- _Short problem_
Pick out each line containing the string "symbol" and copy it.

- _Listed entries_
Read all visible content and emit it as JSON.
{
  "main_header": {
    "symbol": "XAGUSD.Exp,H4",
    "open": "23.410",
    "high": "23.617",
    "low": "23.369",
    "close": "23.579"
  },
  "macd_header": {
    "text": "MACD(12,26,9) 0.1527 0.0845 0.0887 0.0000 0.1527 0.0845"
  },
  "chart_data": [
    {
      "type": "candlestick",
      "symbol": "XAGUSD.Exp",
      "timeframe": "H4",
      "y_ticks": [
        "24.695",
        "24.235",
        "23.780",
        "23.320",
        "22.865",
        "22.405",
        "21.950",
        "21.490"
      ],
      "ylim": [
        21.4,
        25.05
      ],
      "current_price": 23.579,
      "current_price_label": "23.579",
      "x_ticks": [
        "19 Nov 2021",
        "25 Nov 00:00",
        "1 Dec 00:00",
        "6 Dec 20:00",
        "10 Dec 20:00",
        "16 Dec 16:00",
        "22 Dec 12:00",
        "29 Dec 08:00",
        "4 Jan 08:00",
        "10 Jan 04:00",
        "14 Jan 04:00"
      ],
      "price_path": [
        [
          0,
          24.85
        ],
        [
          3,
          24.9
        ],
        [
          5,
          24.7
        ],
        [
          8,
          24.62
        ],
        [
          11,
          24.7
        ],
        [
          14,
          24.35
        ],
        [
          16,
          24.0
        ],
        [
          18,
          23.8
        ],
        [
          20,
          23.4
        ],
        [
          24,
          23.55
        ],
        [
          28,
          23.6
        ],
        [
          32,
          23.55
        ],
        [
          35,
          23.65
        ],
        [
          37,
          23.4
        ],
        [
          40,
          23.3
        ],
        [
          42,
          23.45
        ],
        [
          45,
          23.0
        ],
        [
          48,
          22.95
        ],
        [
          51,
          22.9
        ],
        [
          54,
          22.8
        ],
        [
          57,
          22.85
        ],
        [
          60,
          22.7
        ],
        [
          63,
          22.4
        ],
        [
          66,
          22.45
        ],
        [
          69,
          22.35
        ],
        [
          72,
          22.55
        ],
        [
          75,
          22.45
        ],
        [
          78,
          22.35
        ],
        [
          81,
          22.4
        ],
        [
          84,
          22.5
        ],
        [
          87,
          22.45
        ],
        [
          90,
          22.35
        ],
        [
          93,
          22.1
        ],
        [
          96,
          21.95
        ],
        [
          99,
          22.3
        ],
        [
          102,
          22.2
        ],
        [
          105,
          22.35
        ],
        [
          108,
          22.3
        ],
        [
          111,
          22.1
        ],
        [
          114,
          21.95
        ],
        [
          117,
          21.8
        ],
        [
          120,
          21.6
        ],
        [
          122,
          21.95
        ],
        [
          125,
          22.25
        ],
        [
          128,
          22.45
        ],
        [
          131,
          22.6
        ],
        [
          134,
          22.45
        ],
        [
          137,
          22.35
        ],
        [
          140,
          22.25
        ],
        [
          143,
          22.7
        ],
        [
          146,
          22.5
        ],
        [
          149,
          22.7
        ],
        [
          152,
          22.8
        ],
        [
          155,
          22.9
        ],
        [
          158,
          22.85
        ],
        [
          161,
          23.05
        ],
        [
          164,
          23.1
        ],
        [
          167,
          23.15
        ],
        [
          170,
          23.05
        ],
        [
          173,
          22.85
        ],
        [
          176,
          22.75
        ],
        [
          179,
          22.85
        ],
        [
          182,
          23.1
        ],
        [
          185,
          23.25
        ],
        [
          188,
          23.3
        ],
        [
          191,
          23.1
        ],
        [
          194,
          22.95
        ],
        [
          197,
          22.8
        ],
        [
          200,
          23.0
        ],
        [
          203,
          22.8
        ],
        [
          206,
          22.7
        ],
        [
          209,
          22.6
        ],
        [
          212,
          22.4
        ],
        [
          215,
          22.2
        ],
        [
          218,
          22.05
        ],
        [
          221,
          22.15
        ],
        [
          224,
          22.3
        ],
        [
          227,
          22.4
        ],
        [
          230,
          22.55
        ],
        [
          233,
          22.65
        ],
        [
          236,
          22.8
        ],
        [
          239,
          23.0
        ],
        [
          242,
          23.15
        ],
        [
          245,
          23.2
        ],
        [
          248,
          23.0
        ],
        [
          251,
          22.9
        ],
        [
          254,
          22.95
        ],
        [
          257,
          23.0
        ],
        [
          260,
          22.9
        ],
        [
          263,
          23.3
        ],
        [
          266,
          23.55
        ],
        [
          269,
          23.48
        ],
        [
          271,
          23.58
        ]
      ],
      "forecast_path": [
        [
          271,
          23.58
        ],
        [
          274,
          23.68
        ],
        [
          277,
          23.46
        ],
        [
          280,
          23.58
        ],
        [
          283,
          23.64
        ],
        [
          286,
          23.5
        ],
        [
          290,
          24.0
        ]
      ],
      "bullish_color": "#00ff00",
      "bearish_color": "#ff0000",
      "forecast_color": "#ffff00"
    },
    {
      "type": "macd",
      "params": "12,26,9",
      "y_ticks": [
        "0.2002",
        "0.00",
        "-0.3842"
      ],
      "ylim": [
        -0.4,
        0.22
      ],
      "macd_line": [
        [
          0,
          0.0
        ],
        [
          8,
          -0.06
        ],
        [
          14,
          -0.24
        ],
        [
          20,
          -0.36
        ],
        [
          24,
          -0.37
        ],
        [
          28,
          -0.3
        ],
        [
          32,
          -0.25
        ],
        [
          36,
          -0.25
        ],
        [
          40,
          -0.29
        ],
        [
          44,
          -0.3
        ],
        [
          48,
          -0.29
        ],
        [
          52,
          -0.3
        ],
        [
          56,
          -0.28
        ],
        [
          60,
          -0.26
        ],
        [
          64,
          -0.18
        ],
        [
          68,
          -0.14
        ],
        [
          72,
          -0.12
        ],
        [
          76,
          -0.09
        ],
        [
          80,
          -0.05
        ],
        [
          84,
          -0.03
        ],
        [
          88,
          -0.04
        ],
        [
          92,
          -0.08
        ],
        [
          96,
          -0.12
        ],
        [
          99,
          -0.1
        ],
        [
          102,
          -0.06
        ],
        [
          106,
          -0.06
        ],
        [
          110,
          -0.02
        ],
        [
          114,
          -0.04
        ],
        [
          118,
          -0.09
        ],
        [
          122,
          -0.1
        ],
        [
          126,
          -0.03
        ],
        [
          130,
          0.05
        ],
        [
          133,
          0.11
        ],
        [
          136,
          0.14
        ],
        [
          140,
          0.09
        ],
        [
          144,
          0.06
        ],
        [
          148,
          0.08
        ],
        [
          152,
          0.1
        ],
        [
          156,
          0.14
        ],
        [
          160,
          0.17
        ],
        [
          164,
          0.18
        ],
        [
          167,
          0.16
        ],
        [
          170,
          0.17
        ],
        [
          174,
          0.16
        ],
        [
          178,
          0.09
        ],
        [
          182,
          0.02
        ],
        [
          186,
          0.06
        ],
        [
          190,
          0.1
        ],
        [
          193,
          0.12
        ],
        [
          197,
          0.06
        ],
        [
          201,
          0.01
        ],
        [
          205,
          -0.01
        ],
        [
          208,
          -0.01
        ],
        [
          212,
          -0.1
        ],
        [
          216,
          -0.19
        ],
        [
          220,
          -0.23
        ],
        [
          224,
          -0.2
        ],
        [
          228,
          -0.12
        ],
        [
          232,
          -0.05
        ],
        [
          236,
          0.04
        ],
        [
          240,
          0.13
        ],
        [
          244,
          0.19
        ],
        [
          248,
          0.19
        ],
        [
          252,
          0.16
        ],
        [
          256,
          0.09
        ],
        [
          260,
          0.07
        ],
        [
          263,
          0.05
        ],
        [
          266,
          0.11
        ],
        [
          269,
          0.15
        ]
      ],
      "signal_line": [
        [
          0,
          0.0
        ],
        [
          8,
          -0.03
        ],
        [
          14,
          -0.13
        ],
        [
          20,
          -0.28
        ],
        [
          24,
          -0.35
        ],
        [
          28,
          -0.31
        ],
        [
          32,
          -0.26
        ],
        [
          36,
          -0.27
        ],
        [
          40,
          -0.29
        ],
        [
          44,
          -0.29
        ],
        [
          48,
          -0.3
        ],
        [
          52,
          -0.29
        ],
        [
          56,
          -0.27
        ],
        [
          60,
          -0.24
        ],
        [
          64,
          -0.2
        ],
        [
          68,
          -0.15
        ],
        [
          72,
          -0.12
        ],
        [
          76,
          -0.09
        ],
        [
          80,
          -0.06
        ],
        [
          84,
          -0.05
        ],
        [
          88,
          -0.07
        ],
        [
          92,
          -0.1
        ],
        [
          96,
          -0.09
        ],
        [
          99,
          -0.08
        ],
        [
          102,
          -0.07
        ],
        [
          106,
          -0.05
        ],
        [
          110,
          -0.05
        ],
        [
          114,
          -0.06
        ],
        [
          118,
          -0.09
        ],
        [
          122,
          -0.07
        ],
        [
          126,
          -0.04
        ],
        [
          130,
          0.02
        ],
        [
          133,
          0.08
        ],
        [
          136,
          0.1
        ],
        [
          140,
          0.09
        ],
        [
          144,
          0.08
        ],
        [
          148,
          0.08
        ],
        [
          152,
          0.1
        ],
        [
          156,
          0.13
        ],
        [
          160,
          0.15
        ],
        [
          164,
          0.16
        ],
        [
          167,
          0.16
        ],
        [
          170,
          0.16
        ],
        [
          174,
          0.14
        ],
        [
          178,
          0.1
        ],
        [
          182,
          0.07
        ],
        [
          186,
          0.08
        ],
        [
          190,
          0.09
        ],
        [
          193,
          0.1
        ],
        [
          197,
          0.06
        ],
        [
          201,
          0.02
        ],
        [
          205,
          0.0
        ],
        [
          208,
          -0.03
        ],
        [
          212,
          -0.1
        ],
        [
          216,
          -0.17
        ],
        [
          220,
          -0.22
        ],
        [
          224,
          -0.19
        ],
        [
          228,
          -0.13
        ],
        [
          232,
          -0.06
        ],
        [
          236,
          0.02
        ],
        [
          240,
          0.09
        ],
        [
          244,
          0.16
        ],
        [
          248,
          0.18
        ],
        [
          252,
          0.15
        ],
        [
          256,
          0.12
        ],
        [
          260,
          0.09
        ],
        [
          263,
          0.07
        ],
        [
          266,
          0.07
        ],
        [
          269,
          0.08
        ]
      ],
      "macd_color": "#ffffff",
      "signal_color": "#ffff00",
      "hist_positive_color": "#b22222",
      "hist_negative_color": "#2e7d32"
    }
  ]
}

- _Worked answer_
    "symbol": "XAGUSD.Exp,H4",
      "symbol": "XAGUSD.Exp",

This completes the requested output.